▽
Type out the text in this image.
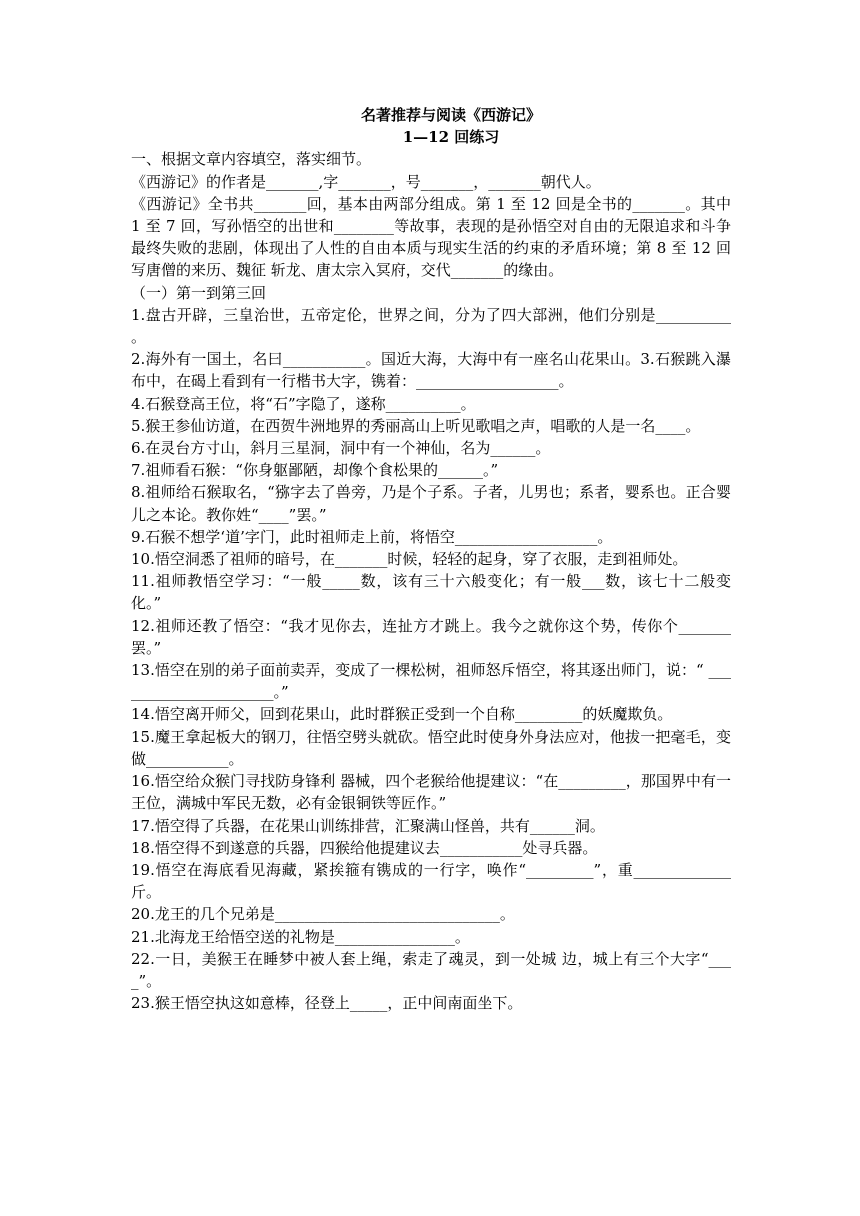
名著推荐与阅读《西游记》

1—12 回练习

一、根据文章内容填空，落实细节。

《西游记》的作者是_______,字_______，号_______，_______朝代人。

《西游记》全书共_______回，基本由两部分组成。第 1 至 12 回是全书的_______。其中 1 至 7 回，写孙悟空的出世和________等故事，表现的是孙悟空对自由的无限追求和斗争最终失败的悲剧，体现出了人性的自由本质与现实生活的约束的矛盾环境；第 8 至 12 回写唐僧的来历、魏征 斩龙、唐太宗入冥府，交代_______的缘由。

（一）第一到第三回

1.盘古开辟，三皇治世，五帝定伦，世界之间，分为了四大部洲，他们分别是__________ 。

2.海外有一国土，名曰___________。国近大海，大海中有一座名山花果山。3.石猴跳入瀑布中，在碣上看到有一行楷书大字，镌着：___________________。

4.石猴登高王位，将“石”字隐了，遂称__________。

5.猴王参仙访道，在西贺牛洲地界的秀丽高山上听见歌唱之声，唱歌的人是一名____。

6.在灵台方寸山，斜月三星洞，洞中有一个神仙，名为______。

7.祖师看石猴：“你身躯鄙陋，却像个食松果的______。”

8.祖师给石猴取名，“猕字去了兽旁，乃是个子系。子者，儿男也；系者，婴系也。正合婴儿之本论。教你姓“____”罢。”

9.石猴不想学‘道’字门，此时祖师走上前，将悟空___________________。

10.悟空洞悉了祖师的暗号，在_______时候，轻轻的起身，穿了衣服，走到祖师处。

11.祖师教悟空学习：“一般_____数，该有三十六般变化；有一般___数，该七十二般变化。”

12.祖师还教了悟空：“我才见你去，连扯方才跳上。我今之就你这个势，传你个_______罢。”

13.悟空在别的弟子面前卖弄，变成了一棵松树，祖师怒斥悟空，将其逐出师门，说：“ ______________________。”

14.悟空离开师父，回到花果山，此时群猴正受到一个自称_________的妖魔欺负。

15.魔王拿起板大的钢刀，往悟空劈头就砍。悟空此时使身外身法应对，他拔一把毫毛，变做___________。

16.悟空给众猴门寻找防身锋利 器械，四个老猴给他提建议：“在_________，那国界中有一王位，满城中军民无数，必有金银铜铁等匠作。”

17.悟空得了兵器，在花果山训练排营，汇聚满山怪兽，共有______洞。

18.悟空得不到遂意的兵器，四猴给他提建议去___________处寻兵器。

19.悟空在海底看见海藏，紧挨箍有镌成的一行字，唤作“_________”，重_____________斤。

20.龙王的几个兄弟是______________________________。

21.北海龙王给悟空送的礼物是________________。

22.一日，美猴王在睡梦中被人套上绳，索走了魂灵，到一处城 边，城上有三个大字“____”。

23.猴王悟空执这如意棒，径登上_____，正中间南面坐下。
△
Write every entry out again exactly, dropping the pictures.

• [The output]:
Type out the text in this image.
名著推荐与阅读《西游记》

1—12 回练习

一、根据文章内容填空，落实细节。

《西游记》的作者是_______,字_______，号_______，_______朝代人。

《西游记》全书共_______回，基本由两部分组成。第 1 至 12 回是全书的_______。其中 1 至 7 回，写孙悟空的出世和________等故事，表现的是孙悟空对自由的无限追求和斗争最终失败的悲剧，体现出了人性的自由本质与现实生活的约束的矛盾环境；第 8 至 12 回写唐僧的来历、魏征 斩龙、唐太宗入冥府，交代_______的缘由。

（一）第一到第三回

1.盘古开辟，三皇治世，五帝定伦，世界之间，分为了四大部洲，他们分别是__________ 。

2.海外有一国土，名曰___________。国近大海，大海中有一座名山花果山。3.石猴跳入瀑布中，在碣上看到有一行楷书大字，镌着：___________________。

4.石猴登高王位，将“石”字隐了，遂称__________。

5.猴王参仙访道，在西贺牛洲地界的秀丽高山上听见歌唱之声，唱歌的人是一名____。

6.在灵台方寸山，斜月三星洞，洞中有一个神仙，名为______。

7.祖师看石猴：“你身躯鄙陋，却像个食松果的______。”

8.祖师给石猴取名，“猕字去了兽旁，乃是个子系。子者，儿男也；系者，婴系也。正合婴儿之本论。教你姓“____”罢。”

9.石猴不想学‘道’字门，此时祖师走上前，将悟空___________________。

10.悟空洞悉了祖师的暗号，在_______时候，轻轻的起身，穿了衣服，走到祖师处。

11.祖师教悟空学习：“一般_____数，该有三十六般变化；有一般___数，该七十二般变化。”

12.祖师还教了悟空：“我才见你去，连扯方才跳上。我今之就你这个势，传你个_______罢。”

13.悟空在别的弟子面前卖弄，变成了一棵松树，祖师怒斥悟空，将其逐出师门，说：“ ______________________。”

14.悟空离开师父，回到花果山，此时群猴正受到一个自称_________的妖魔欺负。

15.魔王拿起板大的钢刀，往悟空劈头就砍。悟空此时使身外身法应对，他拔一把毫毛，变做___________。

16.悟空给众猴门寻找防身锋利 器械，四个老猴给他提建议：“在_________，那国界中有一王位，满城中军民无数，必有金银铜铁等匠作。”

17.悟空得了兵器，在花果山训练排营，汇聚满山怪兽，共有______洞。

18.悟空得不到遂意的兵器，四猴给他提建议去___________处寻兵器。

19.悟空在海底看见海藏，紧挨箍有镌成的一行字，唤作“_________”，重_____________斤。

20.龙王的几个兄弟是______________________________。

21.北海龙王给悟空送的礼物是________________。

22.一日，美猴王在睡梦中被人套上绳，索走了魂灵，到一处城 边，城上有三个大字“____”。

23.猴王悟空执这如意棒，径登上_____，正中间南面坐下。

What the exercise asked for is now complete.